- WHAT IS REQUIRED
Leave out the pictures and reproduce all of the data exactly.

- RECORDS SUPPLIED
'''

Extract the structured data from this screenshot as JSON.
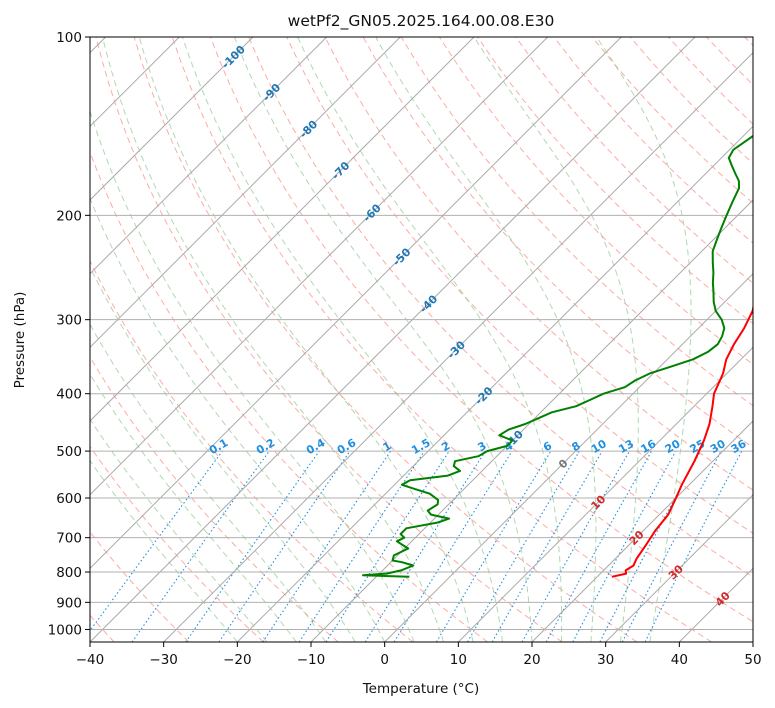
{
  "chart_data": {
    "type": "line",
    "title": "wetPf2_GN05.2025.164.00.08.E30",
    "xlabel": "Temperature (°C)",
    "ylabel": "Pressure (hPa)",
    "xlim": [
      -40,
      50
    ],
    "ylim": [
      1050,
      100
    ],
    "y_scale": "log",
    "x_ticks": [
      "−40",
      "−30",
      "−20",
      "−10",
      "0",
      "10",
      "20",
      "30",
      "40",
      "50"
    ],
    "y_ticks": [
      "100",
      "200",
      "300",
      "400",
      "500",
      "600",
      "700",
      "800",
      "900",
      "1000"
    ],
    "grid": true,
    "skew_angle_deg": 45,
    "series": [
      {
        "color": "#ff0000",
        "points": [
          [
            22,
            815
          ],
          [
            23.5,
            805
          ],
          [
            23,
            795
          ],
          [
            23.4,
            780
          ],
          [
            22.9,
            760
          ],
          [
            22.3,
            720
          ],
          [
            21.6,
            680
          ],
          [
            21.2,
            640
          ],
          [
            20,
            600
          ],
          [
            19,
            570
          ],
          [
            17.5,
            520
          ],
          [
            16,
            480
          ],
          [
            14.5,
            450
          ],
          [
            12.5,
            420
          ],
          [
            11,
            400
          ],
          [
            9.5,
            370
          ],
          [
            8,
            350
          ],
          [
            7,
            330
          ],
          [
            6.2,
            310
          ],
          [
            5,
            290
          ],
          [
            3,
            270
          ],
          [
            1,
            250
          ],
          [
            -1,
            230
          ],
          [
            -2.5,
            210
          ],
          [
            -3.5,
            200
          ],
          [
            -5.5,
            187
          ],
          [
            -6.8,
            177
          ],
          [
            -7.5,
            170
          ],
          [
            -7.8,
            165
          ],
          [
            -7.7,
            160
          ],
          [
            -7,
            155
          ],
          [
            -6,
            150
          ],
          [
            -5,
            145
          ],
          [
            -4,
            141
          ],
          [
            -3.6,
            138
          ],
          [
            -4,
            135
          ],
          [
            -4.9,
            132
          ],
          [
            -5.8,
            129
          ],
          [
            -6,
            126
          ],
          [
            -6.5,
            123
          ],
          [
            -7,
            120
          ],
          [
            -8,
            116
          ],
          [
            -9.5,
            113
          ],
          [
            -11.5,
            110
          ],
          [
            -13,
            107
          ],
          [
            -14.2,
            104
          ],
          [
            -15.6,
            100
          ]
        ]
      },
      {
        "color": "#008000",
        "points": [
          [
            -5.5,
            815
          ],
          [
            -12,
            810
          ],
          [
            -9,
            805
          ],
          [
            -7.5,
            795
          ],
          [
            -6.5,
            780
          ],
          [
            -8.5,
            770
          ],
          [
            -10,
            765
          ],
          [
            -10.5,
            750
          ],
          [
            -9.5,
            730
          ],
          [
            -12,
            710
          ],
          [
            -11.5,
            700
          ],
          [
            -12.5,
            690
          ],
          [
            -12.5,
            675
          ],
          [
            -9,
            660
          ],
          [
            -8,
            650
          ],
          [
            -11,
            640
          ],
          [
            -12,
            630
          ],
          [
            -11.5,
            615
          ],
          [
            -12,
            605
          ],
          [
            -14,
            590
          ],
          [
            -16.5,
            580
          ],
          [
            -19,
            570
          ],
          [
            -18.5,
            560
          ],
          [
            -14,
            550
          ],
          [
            -13,
            540
          ],
          [
            -14.5,
            530
          ],
          [
            -15,
            520
          ],
          [
            -12.5,
            510
          ],
          [
            -12,
            500
          ],
          [
            -10,
            490
          ],
          [
            -10,
            480
          ],
          [
            -12.5,
            470
          ],
          [
            -12,
            460
          ],
          [
            -10.5,
            450
          ],
          [
            -9.5,
            440
          ],
          [
            -8.5,
            430
          ],
          [
            -6,
            420
          ],
          [
            -5,
            410
          ],
          [
            -4,
            400
          ],
          [
            -2,
            390
          ],
          [
            -1.5,
            380
          ],
          [
            -0.5,
            370
          ],
          [
            1.5,
            360
          ],
          [
            3.5,
            350
          ],
          [
            4.5,
            340
          ],
          [
            4.8,
            330
          ],
          [
            4.3,
            320
          ],
          [
            3.5,
            310
          ],
          [
            2,
            300
          ],
          [
            0,
            290
          ],
          [
            -1.5,
            280
          ],
          [
            -2.8,
            270
          ],
          [
            -4.2,
            260
          ],
          [
            -5.5,
            250
          ],
          [
            -7,
            240
          ],
          [
            -8.5,
            230
          ],
          [
            -9.5,
            220
          ],
          [
            -10.5,
            210
          ],
          [
            -11.5,
            200
          ],
          [
            -12.5,
            190
          ],
          [
            -13.5,
            180
          ],
          [
            -14.5,
            175
          ],
          [
            -16,
            170
          ],
          [
            -17.5,
            165
          ],
          [
            -19,
            160
          ],
          [
            -19.5,
            155
          ],
          [
            -19,
            150
          ],
          [
            -18.5,
            145
          ],
          [
            -19.5,
            140
          ],
          [
            -21,
            135
          ],
          [
            -22.5,
            130
          ],
          [
            -23.5,
            125
          ],
          [
            -24.5,
            120
          ],
          [
            -25.5,
            115
          ],
          [
            -26.5,
            110
          ],
          [
            -27,
            105
          ],
          [
            -27.5,
            100
          ]
        ]
      }
    ],
    "isotherm_labels": [
      "-100",
      "-90",
      "-80",
      "-70",
      "-60",
      "-50",
      "-40",
      "-30",
      "-20",
      "-10",
      "0",
      "10",
      "20",
      "30",
      "40"
    ],
    "mixing_ratio_labels": [
      "0.1",
      "0.2",
      "0.4",
      "0.6",
      "1",
      "1.5",
      "2",
      "3",
      "4",
      "6",
      "8",
      "10",
      "13",
      "16",
      "20",
      "25",
      "30",
      "36"
    ],
    "colors": {
      "temperature": "#ff0000",
      "dewpoint": "#008000",
      "dry_adiabat": "#fa8072",
      "moist_adiabat": "#90c890",
      "mixing_ratio": "#1f8fe0",
      "isotherm_label": "#1f77b4",
      "warm_label": "#d62728",
      "zero_label": "#777777"
    }
  }
}
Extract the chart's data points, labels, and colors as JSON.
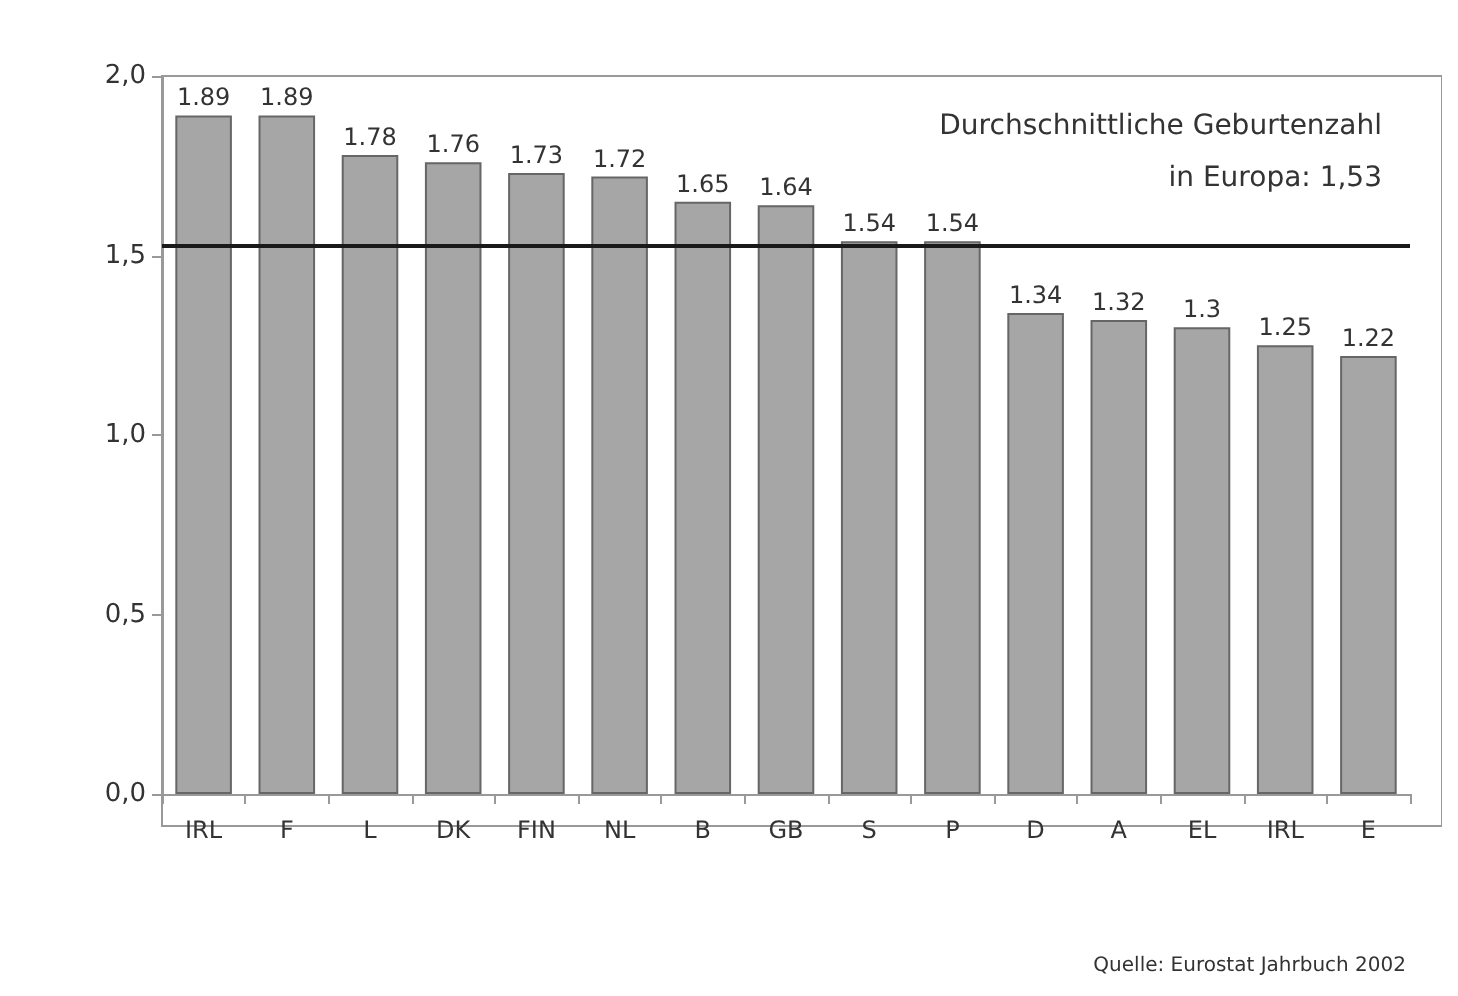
{
  "chart_data": {
    "type": "bar",
    "categories": [
      "IRL",
      "F",
      "L",
      "DK",
      "FIN",
      "NL",
      "B",
      "GB",
      "S",
      "P",
      "D",
      "A",
      "EL",
      "IRL",
      "E"
    ],
    "values": [
      1.89,
      1.89,
      1.78,
      1.76,
      1.73,
      1.72,
      1.65,
      1.64,
      1.54,
      1.54,
      1.34,
      1.32,
      1.3,
      1.25,
      1.22
    ],
    "color": "#a6a6a6",
    "ylim": [
      0,
      2
    ],
    "yticks": [
      {
        "value": 0,
        "label": "0,0"
      },
      {
        "value": 0.5,
        "label": "0,5"
      },
      {
        "value": 1,
        "label": "1,0"
      },
      {
        "value": 1.5,
        "label": "1,5"
      },
      {
        "value": 2,
        "label": "2,0"
      }
    ],
    "grid": false,
    "data_labels": true,
    "ref_lines": [
      {
        "axis": "y",
        "value": 1.53,
        "color": "#1a1a1a"
      }
    ],
    "annotations": [
      "Durchschnittliche Geburtenzahl\nin Europa: 1,53",
      "Quelle: Eurostat Jahrbuch 2002"
    ]
  }
}
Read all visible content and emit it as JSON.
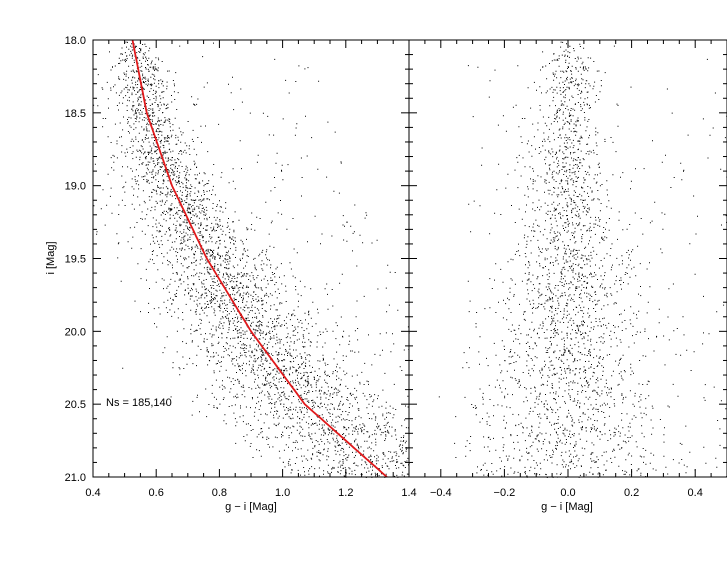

'''

- FULL RESPONSE
Extract the structured data from this screenshot as JSON.
{
  "chart_data": {
    "type": "line",
    "title": "wetPf2_GN05.2025.164.00.08.E30",
    "xlabel": "Temperature (°C)",
    "ylabel": "Pressure (hPa)",
    "xlim": [
      -40,
      50
    ],
    "ylim": [
      1050,
      100
    ],
    "y_scale": "log",
    "x_ticks": [
      "−40",
      "−30",
      "−20",
      "−10",
      "0",
      "10",
      "20",
      "30",
      "40",
      "50"
    ],
    "y_ticks": [
      "100",
      "200",
      "300",
      "400",
      "500",
      "600",
      "700",
      "800",
      "900",
      "1000"
    ],
    "grid": true,
    "skew_angle_deg": 45,
    "series": [
      {
        "color": "#ff0000",
        "points": [
          [
            22,
            815
          ],
          [
            23.5,
            805
          ],
          [
            23,
            795
          ],
          [
            23.4,
            780
          ],
          [
            22.9,
            760
          ],
          [
            22.3,
            720
          ],
          [
            21.6,
            680
          ],
          [
            21.2,
            640
          ],
          [
            20,
            600
          ],
          [
            19,
            570
          ],
          [
            17.5,
            520
          ],
          [
            16,
            480
          ],
          [
            14.5,
            450
          ],
          [
            12.5,
            420
          ],
          [
            11,
            400
          ],
          [
            9.5,
            370
          ],
          [
            8,
            350
          ],
          [
            7,
            330
          ],
          [
            6.2,
            310
          ],
          [
            5,
            290
          ],
          [
            3,
            270
          ],
          [
            1,
            250
          ],
          [
            -1,
            230
          ],
          [
            -2.5,
            210
          ],
          [
            -3.5,
            200
          ],
          [
            -5.5,
            187
          ],
          [
            -6.8,
            177
          ],
          [
            -7.5,
            170
          ],
          [
            -7.8,
            165
          ],
          [
            -7.7,
            160
          ],
          [
            -7,
            155
          ],
          [
            -6,
            150
          ],
          [
            -5,
            145
          ],
          [
            -4,
            141
          ],
          [
            -3.6,
            138
          ],
          [
            -4,
            135
          ],
          [
            -4.9,
            132
          ],
          [
            -5.8,
            129
          ],
          [
            -6,
            126
          ],
          [
            -6.5,
            123
          ],
          [
            -7,
            120
          ],
          [
            -8,
            116
          ],
          [
            -9.5,
            113
          ],
          [
            -11.5,
            110
          ],
          [
            -13,
            107
          ],
          [
            -14.2,
            104
          ],
          [
            -15.6,
            100
          ]
        ]
      },
      {
        "color": "#008000",
        "points": [
          [
            -5.5,
            815
          ],
          [
            -12,
            810
          ],
          [
            -9,
            805
          ],
          [
            -7.5,
            795
          ],
          [
            -6.5,
            780
          ],
          [
            -8.5,
            770
          ],
          [
            -10,
            765
          ],
          [
            -10.5,
            750
          ],
          [
            -9.5,
            730
          ],
          [
            -12,
            710
          ],
          [
            -11.5,
            700
          ],
          [
            -12.5,
            690
          ],
          [
            -12.5,
            675
          ],
          [
            -9,
            660
          ],
          [
            -8,
            650
          ],
          [
            -11,
            640
          ],
          [
            -12,
            630
          ],
          [
            -11.5,
            615
          ],
          [
            -12,
            605
          ],
          [
            -14,
            590
          ],
          [
            -16.5,
            580
          ],
          [
            -19,
            570
          ],
          [
            -18.5,
            560
          ],
          [
            -14,
            550
          ],
          [
            -13,
            540
          ],
          [
            -14.5,
            530
          ],
          [
            -15,
            520
          ],
          [
            -12.5,
            510
          ],
          [
            -12,
            500
          ],
          [
            -10,
            490
          ],
          [
            -10,
            480
          ],
          [
            -12.5,
            470
          ],
          [
            -12,
            460
          ],
          [
            -10.5,
            450
          ],
          [
            -9.5,
            440
          ],
          [
            -8.5,
            430
          ],
          [
            -6,
            420
          ],
          [
            -5,
            410
          ],
          [
            -4,
            400
          ],
          [
            -2,
            390
          ],
          [
            -1.5,
            380
          ],
          [
            -0.5,
            370
          ],
          [
            1.5,
            360
          ],
          [
            3.5,
            350
          ],
          [
            4.5,
            340
          ],
          [
            4.8,
            330
          ],
          [
            4.3,
            320
          ],
          [
            3.5,
            310
          ],
          [
            2,
            300
          ],
          [
            0,
            290
          ],
          [
            -1.5,
            280
          ],
          [
            -2.8,
            270
          ],
          [
            -4.2,
            260
          ],
          [
            -5.5,
            250
          ],
          [
            -7,
            240
          ],
          [
            -8.5,
            230
          ],
          [
            -9.5,
            220
          ],
          [
            -10.5,
            210
          ],
          [
            -11.5,
            200
          ],
          [
            -12.5,
            190
          ],
          [
            -13.5,
            180
          ],
          [
            -14.5,
            175
          ],
          [
            -16,
            170
          ],
          [
            -17.5,
            165
          ],
          [
            -19,
            160
          ],
          [
            -19.5,
            155
          ],
          [
            -19,
            150
          ],
          [
            -18.5,
            145
          ],
          [
            -19.5,
            140
          ],
          [
            -21,
            135
          ],
          [
            -22.5,
            130
          ],
          [
            -23.5,
            125
          ],
          [
            -24.5,
            120
          ],
          [
            -25.5,
            115
          ],
          [
            -26.5,
            110
          ],
          [
            -27,
            105
          ],
          [
            -27.5,
            100
          ]
        ]
      }
    ],
    "isotherm_labels": [
      "-100",
      "-90",
      "-80",
      "-70",
      "-60",
      "-50",
      "-40",
      "-30",
      "-20",
      "-10",
      "0",
      "10",
      "20",
      "30",
      "40"
    ],
    "mixing_ratio_labels": [
      "0.1",
      "0.2",
      "0.4",
      "0.6",
      "1",
      "1.5",
      "2",
      "3",
      "4",
      "6",
      "8",
      "10",
      "13",
      "16",
      "20",
      "25",
      "30",
      "36"
    ],
    "colors": {
      "temperature": "#ff0000",
      "dewpoint": "#008000",
      "dry_adiabat": "#fa8072",
      "moist_adiabat": "#90c890",
      "mixing_ratio": "#1f8fe0",
      "isotherm_label": "#1f77b4",
      "warm_label": "#d62728",
      "zero_label": "#777777"
    }
  }
}
Extract the chart's data points, labels, and colors as JSON.
{
  "chart_data": {
    "type": "bar",
    "categories": [
      "IRL",
      "F",
      "L",
      "DK",
      "FIN",
      "NL",
      "B",
      "GB",
      "S",
      "P",
      "D",
      "A",
      "EL",
      "IRL",
      "E"
    ],
    "values": [
      1.89,
      1.89,
      1.78,
      1.76,
      1.73,
      1.72,
      1.65,
      1.64,
      1.54,
      1.54,
      1.34,
      1.32,
      1.3,
      1.25,
      1.22
    ],
    "color": "#a6a6a6",
    "ylim": [
      0,
      2
    ],
    "yticks": [
      {
        "value": 0,
        "label": "0,0"
      },
      {
        "value": 0.5,
        "label": "0,5"
      },
      {
        "value": 1,
        "label": "1,0"
      },
      {
        "value": 1.5,
        "label": "1,5"
      },
      {
        "value": 2,
        "label": "2,0"
      }
    ],
    "grid": false,
    "data_labels": true,
    "ref_lines": [
      {
        "axis": "y",
        "value": 1.53,
        "color": "#1a1a1a"
      }
    ],
    "annotations": [
      "Durchschnittliche Geburtenzahl\nin Europa: 1,53",
      "Quelle: Eurostat Jahrbuch 2002"
    ]
  }
}
Read all visible content and emit it as JSON.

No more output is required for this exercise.